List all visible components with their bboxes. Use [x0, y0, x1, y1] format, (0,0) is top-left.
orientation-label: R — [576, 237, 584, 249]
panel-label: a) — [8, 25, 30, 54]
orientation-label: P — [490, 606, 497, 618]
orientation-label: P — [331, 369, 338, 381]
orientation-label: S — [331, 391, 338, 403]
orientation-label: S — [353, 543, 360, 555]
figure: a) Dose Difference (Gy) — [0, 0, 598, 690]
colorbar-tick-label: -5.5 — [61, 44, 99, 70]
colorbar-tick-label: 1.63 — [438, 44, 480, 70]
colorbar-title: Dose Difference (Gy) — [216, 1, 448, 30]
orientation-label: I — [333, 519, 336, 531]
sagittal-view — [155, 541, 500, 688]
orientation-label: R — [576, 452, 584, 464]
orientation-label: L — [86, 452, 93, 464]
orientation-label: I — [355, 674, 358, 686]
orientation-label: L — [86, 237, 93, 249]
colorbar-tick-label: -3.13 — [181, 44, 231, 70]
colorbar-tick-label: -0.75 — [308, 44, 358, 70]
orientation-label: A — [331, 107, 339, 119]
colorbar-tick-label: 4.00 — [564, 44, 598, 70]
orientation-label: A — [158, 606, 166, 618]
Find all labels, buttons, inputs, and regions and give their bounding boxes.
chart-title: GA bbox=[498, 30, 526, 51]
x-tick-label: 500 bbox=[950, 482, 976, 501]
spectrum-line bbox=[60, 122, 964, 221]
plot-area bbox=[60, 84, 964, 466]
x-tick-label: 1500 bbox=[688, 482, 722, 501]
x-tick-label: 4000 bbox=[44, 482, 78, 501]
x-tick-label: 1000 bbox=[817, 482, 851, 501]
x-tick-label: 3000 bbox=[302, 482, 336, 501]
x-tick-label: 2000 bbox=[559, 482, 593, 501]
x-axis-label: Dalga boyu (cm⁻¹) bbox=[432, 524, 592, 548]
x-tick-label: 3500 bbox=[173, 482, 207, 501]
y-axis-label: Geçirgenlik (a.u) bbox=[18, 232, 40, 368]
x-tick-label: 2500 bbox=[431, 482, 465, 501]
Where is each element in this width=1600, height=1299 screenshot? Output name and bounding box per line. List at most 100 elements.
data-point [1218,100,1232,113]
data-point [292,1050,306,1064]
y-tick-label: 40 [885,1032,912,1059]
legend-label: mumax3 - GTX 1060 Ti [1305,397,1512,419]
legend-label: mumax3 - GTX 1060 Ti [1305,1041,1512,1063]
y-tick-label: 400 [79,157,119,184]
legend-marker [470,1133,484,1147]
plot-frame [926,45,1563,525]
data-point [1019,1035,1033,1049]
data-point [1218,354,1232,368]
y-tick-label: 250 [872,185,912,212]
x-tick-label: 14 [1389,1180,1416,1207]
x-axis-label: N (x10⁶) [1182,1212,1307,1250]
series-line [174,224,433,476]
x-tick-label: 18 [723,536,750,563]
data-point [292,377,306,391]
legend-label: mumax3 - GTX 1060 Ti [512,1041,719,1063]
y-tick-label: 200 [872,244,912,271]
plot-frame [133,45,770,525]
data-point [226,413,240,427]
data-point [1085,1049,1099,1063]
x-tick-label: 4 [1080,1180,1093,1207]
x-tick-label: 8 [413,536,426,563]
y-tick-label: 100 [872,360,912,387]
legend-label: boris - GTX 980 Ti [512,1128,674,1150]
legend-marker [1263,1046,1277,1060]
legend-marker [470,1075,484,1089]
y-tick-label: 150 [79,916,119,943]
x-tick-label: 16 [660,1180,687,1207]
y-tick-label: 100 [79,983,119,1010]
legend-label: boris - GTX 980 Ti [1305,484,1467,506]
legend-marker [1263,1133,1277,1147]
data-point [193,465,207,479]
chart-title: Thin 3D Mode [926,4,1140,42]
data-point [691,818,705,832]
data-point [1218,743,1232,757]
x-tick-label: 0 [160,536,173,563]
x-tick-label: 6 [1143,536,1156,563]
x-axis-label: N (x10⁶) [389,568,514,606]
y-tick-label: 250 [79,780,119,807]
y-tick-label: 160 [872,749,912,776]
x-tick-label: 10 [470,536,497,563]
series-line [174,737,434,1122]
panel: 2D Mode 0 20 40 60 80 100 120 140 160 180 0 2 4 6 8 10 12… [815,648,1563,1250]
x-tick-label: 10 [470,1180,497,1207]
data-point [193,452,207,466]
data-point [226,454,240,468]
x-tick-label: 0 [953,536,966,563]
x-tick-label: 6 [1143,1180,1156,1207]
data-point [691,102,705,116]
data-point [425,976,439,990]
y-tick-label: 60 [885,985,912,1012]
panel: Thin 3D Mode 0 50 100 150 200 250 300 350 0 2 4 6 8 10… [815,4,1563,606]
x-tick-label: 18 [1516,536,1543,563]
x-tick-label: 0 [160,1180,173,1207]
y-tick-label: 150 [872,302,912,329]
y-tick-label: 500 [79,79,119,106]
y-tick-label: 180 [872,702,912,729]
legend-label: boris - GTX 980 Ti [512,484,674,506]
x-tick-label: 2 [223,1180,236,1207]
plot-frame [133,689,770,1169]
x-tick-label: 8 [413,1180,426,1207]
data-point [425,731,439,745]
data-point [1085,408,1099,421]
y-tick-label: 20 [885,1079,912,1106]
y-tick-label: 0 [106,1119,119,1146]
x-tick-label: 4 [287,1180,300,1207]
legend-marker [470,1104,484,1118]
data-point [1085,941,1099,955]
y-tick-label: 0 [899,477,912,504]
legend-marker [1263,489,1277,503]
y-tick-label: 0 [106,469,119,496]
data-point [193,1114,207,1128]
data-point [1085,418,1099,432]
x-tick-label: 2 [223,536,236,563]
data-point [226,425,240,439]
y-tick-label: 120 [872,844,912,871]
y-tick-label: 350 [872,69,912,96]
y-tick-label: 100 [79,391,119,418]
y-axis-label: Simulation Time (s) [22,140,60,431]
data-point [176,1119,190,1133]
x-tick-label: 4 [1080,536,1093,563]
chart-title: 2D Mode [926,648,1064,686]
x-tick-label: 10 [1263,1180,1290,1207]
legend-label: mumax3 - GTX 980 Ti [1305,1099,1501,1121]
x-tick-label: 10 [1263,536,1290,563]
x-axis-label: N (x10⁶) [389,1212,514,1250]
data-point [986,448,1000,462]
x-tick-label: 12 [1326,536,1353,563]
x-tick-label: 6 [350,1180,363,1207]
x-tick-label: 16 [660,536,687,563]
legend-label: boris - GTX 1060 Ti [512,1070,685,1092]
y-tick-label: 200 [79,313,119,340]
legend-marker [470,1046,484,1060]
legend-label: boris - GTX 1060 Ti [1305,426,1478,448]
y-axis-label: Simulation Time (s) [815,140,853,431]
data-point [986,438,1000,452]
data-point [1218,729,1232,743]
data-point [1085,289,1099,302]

==================================================

- **Exercise**:
Present every line of the listing above as a Markdown table with the columns Row and Text, numbering the rows in order and leaving out any blank lines.

- **Finished exercise**:
| Row | Text |
|---|---|
| 1 | List all visible components with their bboxes. Use [x0, y0, x1, y1] format, (0,0) is top-left. |
| 2 | orientation-label: R — [576, 237, 584, 249] |
| 3 | panel-label: a) — [8, 25, 30, 54] |
| 4 | orientation-label: P — [490, 606, 497, 618] |
| 5 | orientation-label: P — [331, 369, 338, 381] |
| 6 | orientation-label: S — [331, 391, 338, 403] |
| 7 | orientation-label: S — [353, 543, 360, 555] |
| 8 | figure: a) Dose Difference (Gy) — [0, 0, 598, 690] |
| 9 | colorbar-tick-label: -5.5 — [61, 44, 99, 70] |
| 10 | colorbar-tick-label: 1.63 — [438, 44, 480, 70] |
| 11 | colorbar-title: Dose Difference (Gy) — [216, 1, 448, 30] |
| 12 | orientation-label: I — [333, 519, 336, 531] |
| 13 | sagittal-view — [155, 541, 500, 688] |
| 14 | orientation-label: R — [576, 452, 584, 464] |
| 15 | orientation-label: L — [86, 452, 93, 464] |
| 16 | orientation-label: I — [355, 674, 358, 686] |
| 17 | orientation-label: L — [86, 237, 93, 249] |
| 18 | colorbar-tick-label: -3.13 — [181, 44, 231, 70] |
| 19 | colorbar-tick-label: -0.75 — [308, 44, 358, 70] |
| 20 | orientation-label: A — [331, 107, 339, 119] |
| 21 | colorbar-tick-label: 4.00 — [564, 44, 598, 70] |
| 22 | orientation-label: A — [158, 606, 166, 618] |
| 23 | Find all labels, buttons, inputs, and regions and give their bounding boxes. |
| 24 | chart-title: GA bbox=[498, 30, 526, 51] |
| 25 | x-tick-label: 500 bbox=[950, 482, 976, 501] |
| 26 | spectrum-line bbox=[60, 122, 964, 221] |
| 27 | plot-area bbox=[60, 84, 964, 466] |
| 28 | x-tick-label: 1500 bbox=[688, 482, 722, 501] |
| 29 | x-tick-label: 4000 bbox=[44, 482, 78, 501] |
| 30 | x-tick-label: 1000 bbox=[817, 482, 851, 501] |
| 31 | x-tick-label: 3000 bbox=[302, 482, 336, 501] |
| 32 | x-tick-label: 2000 bbox=[559, 482, 593, 501] |
| 33 | x-axis-label: Dalga boyu (cm⁻¹) bbox=[432, 524, 592, 548] |
| 34 | x-tick-label: 3500 bbox=[173, 482, 207, 501] |
| 35 | y-axis-label: Geçirgenlik (a.u) bbox=[18, 232, 40, 368] |
| 36 | x-tick-label: 2500 bbox=[431, 482, 465, 501] |
| 37 | Where is each element in this width=1600, height=1299 screenshot? Output name and bounding box per line. List at most 100 elements. |
| 38 | data-point [1218,100,1232,113] |
| 39 | data-point [292,1050,306,1064] |
| 40 | y-tick-label: 40 [885,1032,912,1059] |
| 41 | legend-label: mumax3 - GTX 1060 Ti [1305,397,1512,419] |
| 42 | legend-label: mumax3 - GTX 1060 Ti [1305,1041,1512,1063] |
| 43 | y-tick-label: 400 [79,157,119,184] |
| 44 | legend-marker [470,1133,484,1147] |
| 45 | plot-frame [926,45,1563,525] |
| 46 | data-point [1019,1035,1033,1049] |
| 47 | data-point [1218,354,1232,368] |
| 48 | y-tick-label: 250 [872,185,912,212] |
| 49 | x-tick-label: 14 [1389,1180,1416,1207] |
| 50 | x-axis-label: N (x10⁶) [1182,1212,1307,1250] |
| 51 | series-line [174,224,433,476] |
| 52 | x-tick-label: 18 [723,536,750,563] |
| 53 | data-point [292,377,306,391] |
| 54 | legend-label: mumax3 - GTX 1060 Ti [512,1041,719,1063] |
| 55 | y-tick-label: 200 [872,244,912,271] |
| 56 | plot-frame [133,45,770,525] |
| 57 | data-point [226,413,240,427] |
| 58 | data-point [1085,1049,1099,1063] |
| 59 | x-tick-label: 4 [1080,1180,1093,1207] |
| 60 | x-tick-label: 8 [413,536,426,563] |
| 61 | y-tick-label: 100 [872,360,912,387] |
| 62 | legend-label: boris - GTX 980 Ti [512,1128,674,1150] |
| 63 | legend-marker [1263,1046,1277,1060] |
| 64 | legend-marker [470,1075,484,1089] |
| 65 | y-tick-label: 150 [79,916,119,943] |
| 66 | x-tick-label: 16 [660,1180,687,1207] |
| 67 | y-tick-label: 100 [79,983,119,1010] |
| 68 | legend-label: boris - GTX 980 Ti [1305,484,1467,506] |
| 69 | legend-marker [1263,1133,1277,1147] |
| 70 | data-point [193,465,207,479] |
| 71 | chart-title: Thin 3D Mode [926,4,1140,42] |
| 72 | data-point [691,818,705,832] |
| 73 | data-point [1218,743,1232,757] |
| 74 | x-tick-label: 0 [160,536,173,563] |
| 75 | x-tick-label: 6 [1143,536,1156,563] |
| 76 | x-axis-label: N (x10⁶) [389,568,514,606] |
| 77 | y-tick-label: 250 [79,780,119,807] |
| 78 | y-tick-label: 160 [872,749,912,776] |
| 79 | x-tick-label: 10 [470,536,497,563] |
| 80 | series-line [174,737,434,1122] |
| 81 | panel: 2D Mode 0 20 40 60 80 100 120 140 160 180 0 2 4 6 8 10 12… [815,648,1563,1250] |
| 82 | x-tick-label: 10 [470,1180,497,1207] |
| 83 | data-point [193,452,207,466] |
| 84 | data-point [226,454,240,468] |
| 85 | x-tick-label: 0 [953,536,966,563] |
| 86 | x-tick-label: 6 [1143,1180,1156,1207] |
| 87 | data-point [691,102,705,116] |
| 88 | data-point [425,976,439,990] |
| 89 | y-tick-label: 60 [885,985,912,1012] |
| 90 | panel: Thin 3D Mode 0 50 100 150 200 250 300 350 0 2 4 6 8 10… [815,4,1563,606] |
| 91 | x-tick-label: 18 [1516,536,1543,563] |
| 92 | x-tick-label: 0 [160,1180,173,1207] |
| 93 | y-tick-label: 150 [872,302,912,329] |
| 94 | y-tick-label: 500 [79,79,119,106] |
| 95 | y-tick-label: 180 [872,702,912,729] |
| 96 | legend-label: boris - GTX 980 Ti [512,484,674,506] |
| 97 | x-tick-label: 2 [223,1180,236,1207] |
| 98 | plot-frame [133,689,770,1169] |
| 99 | x-tick-label: 8 [413,1180,426,1207] |
| 100 | data-point [425,731,439,745] |
| 101 | data-point [1085,408,1099,421] |
| 102 | y-tick-label: 20 [885,1079,912,1106] |
| 103 | y-tick-label: 0 [106,1119,119,1146] |
| 104 | x-tick-label: 4 [287,1180,300,1207] |
| 105 | legend-marker [470,1104,484,1118] |
| 106 | data-point [1085,941,1099,955] |
| 107 | y-tick-label: 0 [899,477,912,504] |
| 108 | legend-marker [1263,489,1277,503] |
| 109 | y-tick-label: 0 [106,469,119,496] |
| 110 | data-point [193,1114,207,1128] |
| 111 | data-point [1085,418,1099,432] |
| 112 | x-tick-label: 2 [223,536,236,563] |
| 113 | data-point [226,425,240,439] |
| 114 | y-tick-label: 120 [872,844,912,871] |
| 115 | y-tick-label: 350 [872,69,912,96] |
| 116 | y-tick-label: 100 [79,391,119,418] |
| 117 | y-axis-label: Simulation Time (s) [22,140,60,431] |
| 118 | data-point [176,1119,190,1133] |
| 119 | x-tick-label: 4 [1080,536,1093,563] |
| 120 | chart-title: 2D Mode [926,648,1064,686] |
| 121 | x-tick-label: 10 [1263,1180,1290,1207] |
| 122 | legend-label: mumax3 - GTX 980 Ti [1305,1099,1501,1121] |
| 123 | x-tick-label: 10 [1263,536,1290,563] |
| 124 | x-axis-label: N (x10⁶) [389,1212,514,1250] |
| 125 | data-point [986,448,1000,462] |
| 126 | x-tick-label: 12 [1326,536,1353,563] |
| 127 | x-tick-label: 6 [350,1180,363,1207] |
| 128 | x-tick-label: 16 [660,536,687,563] |
| 129 | legend-label: boris - GTX 1060 Ti [512,1070,685,1092] |
| 130 | y-tick-label: 200 [79,313,119,340] |
| 131 | legend-marker [470,1046,484,1060] |
| 132 | legend-label: boris - GTX 1060 Ti [1305,426,1478,448] |
| 133 | y-axis-label: Simulation Time (s) [815,140,853,431] |
| 134 | data-point [986,438,1000,452] |
| 135 | data-point [1218,729,1232,743] |
| 136 | data-point [1085,289,1099,302] |